:: Required task ::
In every one of the records below, change each "feature-item" to "feature-row" and repeat the lines with nothing else altered. Omit the pictures from your answer.

* BEGIN Data for this task *

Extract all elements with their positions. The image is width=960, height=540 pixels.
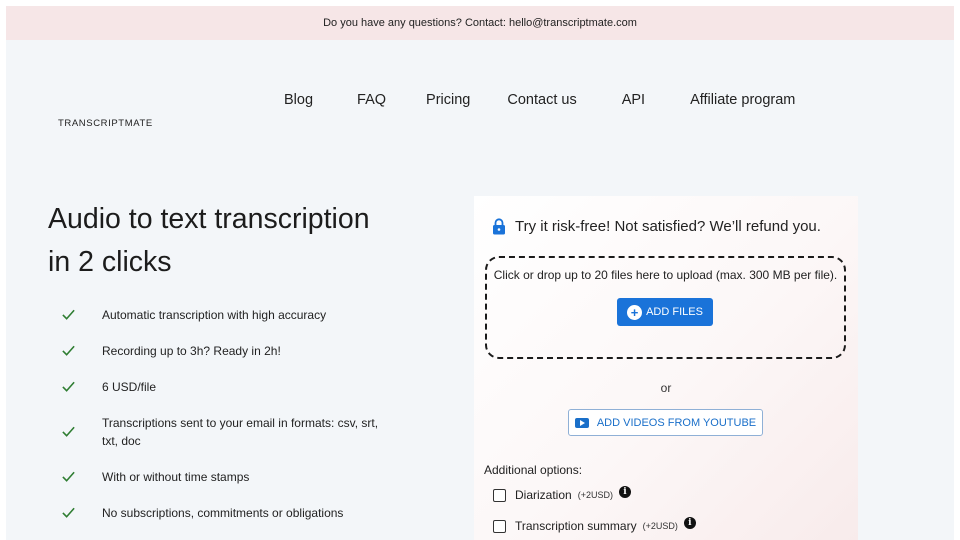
feature-text: 6 USD/file (102, 380, 157, 394)
nav-link-affiliate[interactable]: Affiliate program (690, 92, 795, 108)
hero-title-line-1: Audio to text transcription (48, 203, 370, 235)
feature-text: No subscriptions, commitments or obligat… (102, 506, 344, 520)
add-files-label: ADD FILES (646, 306, 703, 318)
nav-link-faq[interactable]: FAQ (357, 92, 386, 108)
page: Do you have any questions? Contact: hell… (6, 6, 954, 540)
feature-text: With or without time stamps (102, 470, 250, 484)
main-nav: Blog FAQ Pricing Contact us API Affiliat… (284, 92, 795, 108)
refund-guarantee-text: Try it risk-free! Not satisfied? We’ll r… (515, 218, 821, 235)
or-separator: or (660, 381, 672, 395)
sound-wave-icon (77, 78, 129, 116)
diarization-checkbox[interactable] (493, 488, 506, 502)
check-icon (62, 426, 75, 437)
option-price: (+2USD) (642, 521, 678, 531)
feature-item: Automatic transcription with high accura… (61, 306, 361, 324)
feature-item: Recording up to 3h? Ready in 2h! (61, 342, 361, 360)
check-icon (62, 507, 75, 518)
feature-item: With or without time stamps (61, 468, 361, 486)
add-youtube-label: ADD VIDEOS FROM YOUTUBE (596, 416, 757, 429)
feature-text: Automatic transcription with high accura… (102, 308, 327, 322)
site-header: TRANSCRIPTMATE Blog FAQ Pricing Contact … (6, 40, 954, 150)
hero-title-line-2: in 2 clicks (48, 246, 172, 278)
feature-text: Transcriptions sent to your email in for… (102, 416, 379, 448)
file-dropzone[interactable]: Click or drop up to 20 files here to upl… (485, 256, 846, 359)
option-label: Transcription summary (515, 519, 637, 533)
youtube-icon (574, 417, 589, 428)
feature-item: 6 USD/file (61, 378, 361, 396)
nav-link-blog[interactable]: Blog (284, 92, 313, 108)
check-icon (62, 309, 75, 320)
logo[interactable]: TRANSCRIPTMATE (58, 78, 152, 133)
contact-bar: Do you have any questions? Contact: hell… (6, 6, 954, 40)
dropzone-text: Click or drop up to 20 files here to upl… (493, 268, 838, 282)
option-transcription-summary[interactable]: Transcription summary (+2USD) i (493, 517, 696, 533)
feature-item: Transcriptions sent to your email in for… (61, 414, 386, 450)
option-diarization[interactable]: Diarization (+2USD) i (493, 486, 631, 502)
nav-link-api[interactable]: API (622, 92, 645, 108)
feature-list: Automatic transcription with high accura… (61, 306, 386, 522)
nav-link-pricing[interactable]: Pricing (426, 92, 470, 108)
logo-text: TRANSCRIPTMATE (58, 118, 153, 129)
upload-card: Try it risk-free! Not satisfied? We’ll r… (474, 196, 858, 540)
check-icon (62, 381, 75, 392)
hero-title: Audio to text transcription in 2 clicks (48, 198, 370, 284)
check-icon (62, 345, 75, 356)
summary-checkbox[interactable] (493, 519, 506, 533)
refund-guarantee: Try it risk-free! Not satisfied? We’ll r… (492, 218, 821, 235)
info-icon[interactable]: i (683, 517, 696, 529)
plus-icon: + (627, 304, 643, 320)
add-files-button[interactable]: + ADD FILES (617, 298, 713, 326)
contact-text: Do you have any questions? Contact: hell… (323, 17, 637, 29)
option-price: (+2USD) (577, 490, 613, 500)
feature-text: Recording up to 3h? Ready in 2h! (102, 344, 281, 358)
add-youtube-videos-button[interactable]: ADD VIDEOS FROM YOUTUBE (568, 409, 763, 436)
nav-link-contact[interactable]: Contact us (507, 92, 576, 108)
option-label: Diarization (515, 488, 572, 502)
feature-item: No subscriptions, commitments or obligat… (61, 504, 361, 522)
additional-options-label: Additional options: (484, 463, 583, 477)
info-icon[interactable]: i (618, 486, 631, 498)
lock-icon (493, 218, 505, 235)
check-icon (62, 471, 75, 482)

* END Data for this task *

:: Problem solution ::
Extract all elements with their positions. The image is width=960, height=540 pixels.
feature-text: 6 USD/file (102, 380, 157, 394)
nav-link-affiliate[interactable]: Affiliate program (690, 92, 795, 108)
hero-title-line-1: Audio to text transcription (48, 203, 370, 235)
feature-text: No subscriptions, commitments or obligat… (102, 506, 344, 520)
add-files-label: ADD FILES (646, 306, 703, 318)
nav-link-faq[interactable]: FAQ (357, 92, 386, 108)
page: Do you have any questions? Contact: hell… (6, 6, 954, 540)
feature-text: With or without time stamps (102, 470, 250, 484)
main-nav: Blog FAQ Pricing Contact us API Affiliat… (284, 92, 795, 108)
refund-guarantee-text: Try it risk-free! Not satisfied? We’ll r… (515, 218, 821, 235)
or-separator: or (660, 381, 672, 395)
sound-wave-icon (77, 78, 129, 116)
diarization-checkbox[interactable] (493, 488, 506, 502)
check-icon (62, 426, 75, 437)
option-price: (+2USD) (642, 521, 678, 531)
feature-row: Automatic transcription with high accura… (61, 306, 361, 324)
feature-row: Recording up to 3h? Ready in 2h! (61, 342, 361, 360)
check-icon (62, 507, 75, 518)
feature-row: With or without time stamps (61, 468, 361, 486)
add-youtube-label: ADD VIDEOS FROM YOUTUBE (596, 416, 757, 429)
feature-text: Automatic transcription with high accura… (102, 308, 327, 322)
site-header: TRANSCRIPTMATE Blog FAQ Pricing Contact … (6, 40, 954, 150)
hero-title-line-2: in 2 clicks (48, 246, 172, 278)
feature-text: Transcriptions sent to your email in for… (102, 416, 379, 448)
file-dropzone[interactable]: Click or drop up to 20 files here to upl… (485, 256, 846, 359)
option-label: Transcription summary (515, 519, 637, 533)
youtube-icon (574, 417, 589, 428)
feature-row: 6 USD/file (61, 378, 361, 396)
nav-link-blog[interactable]: Blog (284, 92, 313, 108)
check-icon (62, 309, 75, 320)
logo[interactable]: TRANSCRIPTMATE (58, 78, 152, 133)
contact-bar: Do you have any questions? Contact: hell… (6, 6, 954, 40)
dropzone-text: Click or drop up to 20 files here to upl… (493, 268, 838, 282)
option-transcription-summary[interactable]: Transcription summary (+2USD) i (493, 517, 696, 533)
feature-row: Transcriptions sent to your email in for… (61, 414, 386, 450)
option-diarization[interactable]: Diarization (+2USD) i (493, 486, 631, 502)
nav-link-api[interactable]: API (622, 92, 645, 108)
feature-list: Automatic transcription with high accura… (61, 306, 386, 522)
nav-link-pricing[interactable]: Pricing (426, 92, 470, 108)
logo-text: TRANSCRIPTMATE (58, 118, 153, 129)
upload-card: Try it risk-free! Not satisfied? We’ll r… (474, 196, 858, 540)
check-icon (62, 381, 75, 392)
hero-title: Audio to text transcription in 2 clicks (48, 198, 370, 284)
check-icon (62, 345, 75, 356)
summary-checkbox[interactable] (493, 519, 506, 533)
refund-guarantee: Try it risk-free! Not satisfied? We’ll r… (492, 218, 821, 235)
info-icon[interactable]: i (683, 517, 696, 529)
plus-icon: + (627, 304, 643, 320)
add-files-button[interactable]: + ADD FILES (617, 298, 713, 326)
contact-text: Do you have any questions? Contact: hell… (323, 17, 637, 29)
option-price: (+2USD) (577, 490, 613, 500)
feature-text: Recording up to 3h? Ready in 2h! (102, 344, 281, 358)
add-youtube-videos-button[interactable]: ADD VIDEOS FROM YOUTUBE (568, 409, 763, 436)
nav-link-contact[interactable]: Contact us (507, 92, 576, 108)
option-label: Diarization (515, 488, 572, 502)
feature-row: No subscriptions, commitments or obligat… (61, 504, 361, 522)
additional-options-label: Additional options: (484, 463, 583, 477)
info-icon[interactable]: i (618, 486, 631, 498)
lock-icon (493, 218, 505, 235)
check-icon (62, 471, 75, 482)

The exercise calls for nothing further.